#### Task details:
Determine the number of lines in the data that include the word "cargo", and write only that number.

#### Material provided:

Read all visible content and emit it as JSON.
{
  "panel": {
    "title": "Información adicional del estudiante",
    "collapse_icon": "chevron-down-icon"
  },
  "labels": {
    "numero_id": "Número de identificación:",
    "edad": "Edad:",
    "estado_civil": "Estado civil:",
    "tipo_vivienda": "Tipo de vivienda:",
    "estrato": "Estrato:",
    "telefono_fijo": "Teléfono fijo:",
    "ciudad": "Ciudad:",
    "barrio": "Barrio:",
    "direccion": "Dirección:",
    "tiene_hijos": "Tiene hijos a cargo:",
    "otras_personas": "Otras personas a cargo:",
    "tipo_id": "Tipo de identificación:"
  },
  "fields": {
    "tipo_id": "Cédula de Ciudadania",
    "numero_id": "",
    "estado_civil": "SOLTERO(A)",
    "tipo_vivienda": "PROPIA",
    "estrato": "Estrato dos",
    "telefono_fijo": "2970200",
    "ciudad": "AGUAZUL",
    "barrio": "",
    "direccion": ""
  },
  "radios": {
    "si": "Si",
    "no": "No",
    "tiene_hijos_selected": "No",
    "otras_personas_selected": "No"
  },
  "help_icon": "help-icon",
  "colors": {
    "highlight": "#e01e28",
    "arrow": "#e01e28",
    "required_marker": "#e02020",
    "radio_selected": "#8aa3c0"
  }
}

#### The solution:
2